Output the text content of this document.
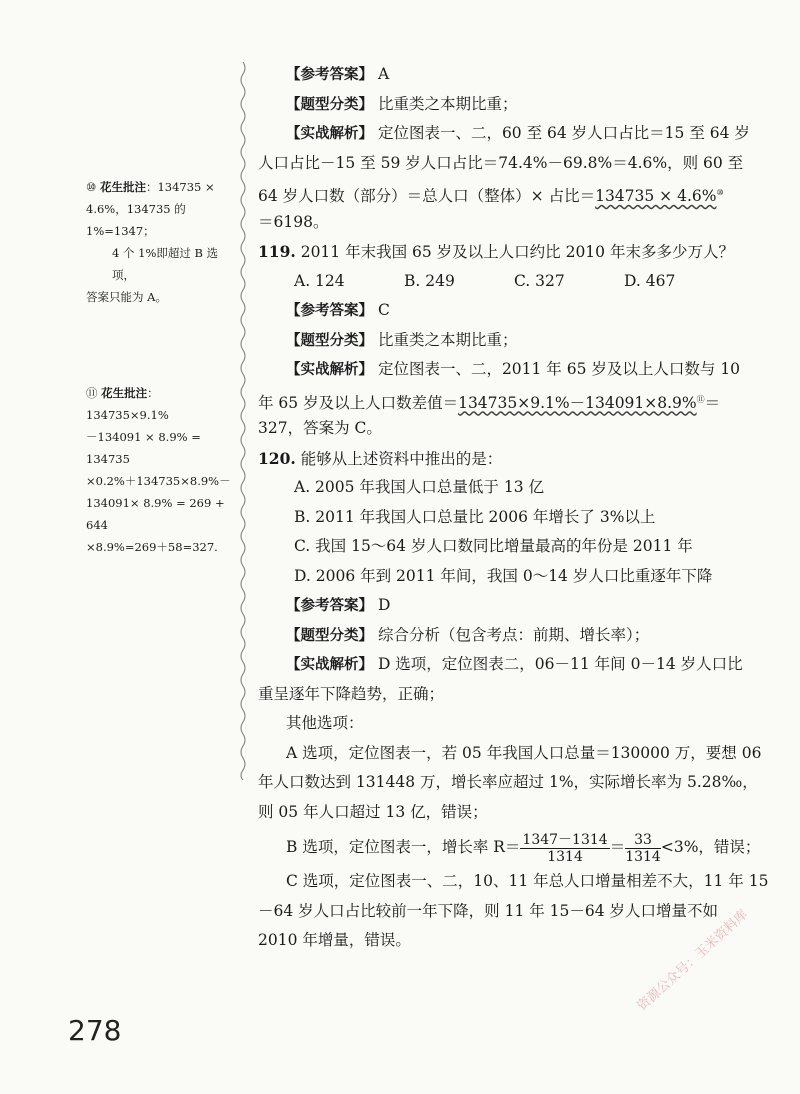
⑩ 花生批注：134735 ×
4.6%，134735 的 1%=1347；
4 个 1%即超过 B 选项，
答案只能为 A。
⑪ 花生批注：134735×9.1%
－134091 × 8.9% = 134735
×0.2%＋134735×8.9%－
134091× 8.9% = 269 + 644
×8.9%=269＋58=327.
【参考答案】 A
【题型分类】 比重类之本期比重；
【实战解析】 定位图表一、二，60 至 64 岁人口占比＝15 至 64 岁
人口占比－15 至 59 岁人口占比＝74.4%－69.8%＝4.6%，则 60 至
64 岁人口数（部分）＝总人口（整体）× 占比＝134735 × 4.6%⑩
＝6198。
119. 2011 年末我国 65 岁及以上人口约比 2010 年末多多少万人？
A. 124	B. 249	C. 327	D. 467
【参考答案】 C
【题型分类】 比重类之本期比重；
【实战解析】 定位图表一、二，2011 年 65 岁及以上人口数与 10
年 65 岁及以上人口数差值＝134735×9.1%－134091×8.9%⑪＝
327，答案为 C。
120. 能够从上述资料中推出的是：
A. 2005 年我国人口总量低于 13 亿
B. 2011 年我国人口总量比 2006 年增长了 3%以上
C. 我国 15～64 岁人口数同比增量最高的年份是 2011 年
D. 2006 年到 2011 年间，我国 0～14 岁人口比重逐年下降
【参考答案】 D
【题型分类】 综合分析（包含考点：前期、增长率）；
【实战解析】 D 选项，定位图表二，06－11 年间 0－14 岁人口比
重呈逐年下降趋势，正确；
其他选项：
A 选项，定位图表一，若 05 年我国人口总量＝130000 万，要想 06
年人口数达到 131448 万，增长率应超过 1%，实际增长率为 5.28‰，
则 05 年人口超过 13 亿，错误；
B 选项，定位图表一，增长率 $R= \frac{1347-1314}{1314} = \frac{33}{1314} <3\%$，错误；
C 选项，定位图表一、二，10、11 年总人口增量相差不大，11 年 15
－64 岁人口占比较前一年下降，则 11 年 15－64 岁人口增量不如
2010 年增量，错误。
278
资源公众号：玉米资料库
:::::
Locate all lines in the listing above with the word "定位图表一" and copy them.

【实战解析】 定位图表一、二，60 至 64 岁人口占比＝15 至 64 岁
【实战解析】 定位图表一、二，2011 年 65 岁及以上人口数与 10
A 选项，定位图表一，若 05 年我国人口总量＝130000 万，要想 06
B 选项，定位图表一，增长率 $R= \frac{1347-1314}{1314} = \frac{33}{1314} <3\%$，错误；
C 选项，定位图表一、二，10、11 年总人口增量相差不大，11 年 15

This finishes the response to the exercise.